__Texte__:
Les nouveaux migrants ont eux pu conserver un lien avec l’Inde dès leur migration. Ils ont de surcroît l’image d’une Inde « mobile », mondialisée, en mouvement, où les identités y sont également devenues hybrides. Mais dans un monde en mouvement où les enjeux liés à l’identité culturelle ont pris des proportions extrêmement importantes, les nouveaux émigrés ne renient pas non plus leur héritage culturel.
Quel point commun y a-t-il entre un ouvrier expatrié dans le Golfe, un cadre urbain expatrié de Bombay à New York, un Indo-britannique londonien, un Indo-Singapourien, ou un descendant d’Indien vivant à la Réunion dont le voyage en Inde relève du pèlerinage ? Entre un Pakistanais, un Tamoul, un Sikh, un Bengalais et un Bangladais ? Existe-t-il un imaginaire collectif, une identité globale commune, une identité pan-indienne transcendant la diversité ? Et si oui, sur quelles bases, comment la définir ?
L’identité des expatriés indiens ne se définit pas uniquement par rapport à un territoire particulier. Au niveau le plus basique, elle est le fruit d’un mix entre la région d’origine et d’installation. Leurs parcours migratoires se caractérisent souvent par des déplacements multiples qui peuvent aller de Calcutta, Bombay ou du Pakistan à Londres, Oxford, New York, Toronto, avec détour préalable par l’Afrique de l’Est ou ailleurs.
Ces circulations ont créé des identités fortement hybrides, associant des éléments de différentes cultures, et négociant entre elles. Certains membres de la communauté transnationale sont nés à Londres, tout en ayant reçu la transmission des valeurs et des traditions indiennes. Ils vont mélanger et bricoler avec les éléments de ces cultures, par exemple en vivant à « l’occidentale » tout en pratiquant leur religion, en portant le vêtement traditionnel, et en pratiquant un certain patriotisme à l’égard de l’Inde.

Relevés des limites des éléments

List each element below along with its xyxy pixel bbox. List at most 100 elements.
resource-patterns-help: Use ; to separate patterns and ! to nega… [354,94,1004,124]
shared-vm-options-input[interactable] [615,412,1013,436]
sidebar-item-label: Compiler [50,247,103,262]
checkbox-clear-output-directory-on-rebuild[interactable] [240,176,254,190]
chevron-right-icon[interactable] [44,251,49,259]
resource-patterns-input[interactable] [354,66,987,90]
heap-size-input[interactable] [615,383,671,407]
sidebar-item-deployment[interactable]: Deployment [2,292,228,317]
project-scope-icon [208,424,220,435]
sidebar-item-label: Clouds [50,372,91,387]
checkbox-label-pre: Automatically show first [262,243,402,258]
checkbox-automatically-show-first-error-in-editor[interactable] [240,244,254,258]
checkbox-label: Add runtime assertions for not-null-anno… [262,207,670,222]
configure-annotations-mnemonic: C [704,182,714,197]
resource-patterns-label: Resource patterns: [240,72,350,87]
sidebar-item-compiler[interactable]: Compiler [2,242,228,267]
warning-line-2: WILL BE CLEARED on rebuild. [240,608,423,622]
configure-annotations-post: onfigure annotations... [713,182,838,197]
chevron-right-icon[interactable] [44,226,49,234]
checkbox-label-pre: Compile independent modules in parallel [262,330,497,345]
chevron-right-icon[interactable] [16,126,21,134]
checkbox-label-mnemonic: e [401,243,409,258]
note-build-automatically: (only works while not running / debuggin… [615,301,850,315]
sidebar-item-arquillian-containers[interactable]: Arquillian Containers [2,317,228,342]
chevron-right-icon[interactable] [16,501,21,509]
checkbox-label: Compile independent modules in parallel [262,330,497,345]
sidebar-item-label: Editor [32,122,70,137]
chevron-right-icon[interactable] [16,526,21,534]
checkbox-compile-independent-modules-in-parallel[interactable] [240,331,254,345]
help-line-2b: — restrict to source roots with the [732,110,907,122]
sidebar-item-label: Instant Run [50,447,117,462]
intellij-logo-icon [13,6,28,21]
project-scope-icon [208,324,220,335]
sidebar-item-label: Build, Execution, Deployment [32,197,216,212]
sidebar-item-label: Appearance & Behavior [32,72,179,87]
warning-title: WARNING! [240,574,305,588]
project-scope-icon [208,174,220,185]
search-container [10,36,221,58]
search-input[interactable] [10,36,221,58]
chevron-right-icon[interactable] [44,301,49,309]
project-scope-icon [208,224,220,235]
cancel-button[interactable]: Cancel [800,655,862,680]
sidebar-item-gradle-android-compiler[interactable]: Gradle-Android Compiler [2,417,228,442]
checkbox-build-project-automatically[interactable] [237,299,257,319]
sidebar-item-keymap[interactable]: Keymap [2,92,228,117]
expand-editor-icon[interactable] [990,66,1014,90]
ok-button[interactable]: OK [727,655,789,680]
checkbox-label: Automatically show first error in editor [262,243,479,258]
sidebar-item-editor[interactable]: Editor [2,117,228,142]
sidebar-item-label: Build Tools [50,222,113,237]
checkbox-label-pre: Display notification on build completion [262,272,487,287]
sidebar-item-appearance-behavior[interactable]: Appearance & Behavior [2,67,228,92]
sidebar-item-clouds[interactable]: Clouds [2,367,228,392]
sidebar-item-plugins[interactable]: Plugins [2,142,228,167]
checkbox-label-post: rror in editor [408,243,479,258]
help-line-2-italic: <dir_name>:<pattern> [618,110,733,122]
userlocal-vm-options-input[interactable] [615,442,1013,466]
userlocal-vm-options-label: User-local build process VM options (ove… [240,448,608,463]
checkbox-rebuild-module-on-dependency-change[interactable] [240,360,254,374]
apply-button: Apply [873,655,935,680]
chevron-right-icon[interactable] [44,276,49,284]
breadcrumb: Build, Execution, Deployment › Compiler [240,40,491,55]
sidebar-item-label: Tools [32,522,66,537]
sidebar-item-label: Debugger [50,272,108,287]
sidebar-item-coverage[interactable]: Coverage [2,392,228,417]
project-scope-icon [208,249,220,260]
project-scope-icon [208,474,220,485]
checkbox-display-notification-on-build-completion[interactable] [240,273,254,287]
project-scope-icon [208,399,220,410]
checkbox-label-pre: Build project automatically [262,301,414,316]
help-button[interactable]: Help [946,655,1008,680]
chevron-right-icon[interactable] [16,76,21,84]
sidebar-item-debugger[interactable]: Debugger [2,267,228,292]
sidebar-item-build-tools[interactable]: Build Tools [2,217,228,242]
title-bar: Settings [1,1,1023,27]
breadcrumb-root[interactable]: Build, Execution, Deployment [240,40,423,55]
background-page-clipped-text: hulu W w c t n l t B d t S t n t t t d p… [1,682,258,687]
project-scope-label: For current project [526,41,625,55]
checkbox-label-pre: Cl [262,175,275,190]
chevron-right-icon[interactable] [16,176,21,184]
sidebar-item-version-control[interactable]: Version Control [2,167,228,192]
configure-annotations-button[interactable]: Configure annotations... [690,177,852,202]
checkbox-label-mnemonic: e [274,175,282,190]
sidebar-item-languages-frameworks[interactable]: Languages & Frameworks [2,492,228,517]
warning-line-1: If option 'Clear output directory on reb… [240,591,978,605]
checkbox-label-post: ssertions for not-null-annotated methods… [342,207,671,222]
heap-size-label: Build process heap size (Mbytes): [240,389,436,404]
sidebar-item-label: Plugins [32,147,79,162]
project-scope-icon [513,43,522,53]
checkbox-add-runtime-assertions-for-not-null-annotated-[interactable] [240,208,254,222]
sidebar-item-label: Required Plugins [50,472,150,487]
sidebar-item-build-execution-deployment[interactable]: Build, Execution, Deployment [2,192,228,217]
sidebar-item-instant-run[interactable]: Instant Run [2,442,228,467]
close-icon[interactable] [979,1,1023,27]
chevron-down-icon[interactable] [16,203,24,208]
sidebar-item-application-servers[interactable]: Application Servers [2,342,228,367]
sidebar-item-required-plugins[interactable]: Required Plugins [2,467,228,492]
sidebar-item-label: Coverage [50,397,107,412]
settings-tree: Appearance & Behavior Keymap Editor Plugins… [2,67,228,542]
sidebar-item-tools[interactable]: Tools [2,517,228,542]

__Consignes__:
A) Reproduisez le passage du texte sur l'identité des expatriés indiens compris entre « L’identité des expatriés » et « l’Est ou ailleurs. », ces deux segments inclus.
B) D'après le texte sur l'identité des expatriés indiens, pourquoi ces expatriés ont-ils des identités fortement hybrides ? Répondez en une à trois phrases.
La documentation fournie n'intervient pas dans cet exercice.

__Corrigés__:
A)
L’identité des expatriés indiens ne se définit pas uniquement par rapport à un territoire particulier. Au niveau le plus basique, elle est le fruit d’un mix entre la région d’origine et d’installation. Leurs parcours migratoires se caractérisent souvent par des déplacements multiples qui peuvent aller de Calcutta, Bombay ou du Pakistan à Londres, Oxford, New York, Toronto, avec détour préalable par l’Afrique de l’Est ou ailleurs.

B) Leurs parcours migratoires se caractérisent souvent par des déplacements multiples, par exemple de Calcutta, de Bombay ou du Pakistan vers Londres, Oxford, New York ou Toronto, parfois avec un détour préalable par l'Afrique de l'Est. Ce sont ces circulations qui ont créé des identités fortement hybrides, associant des éléments de différentes cultures et négociant entre elles.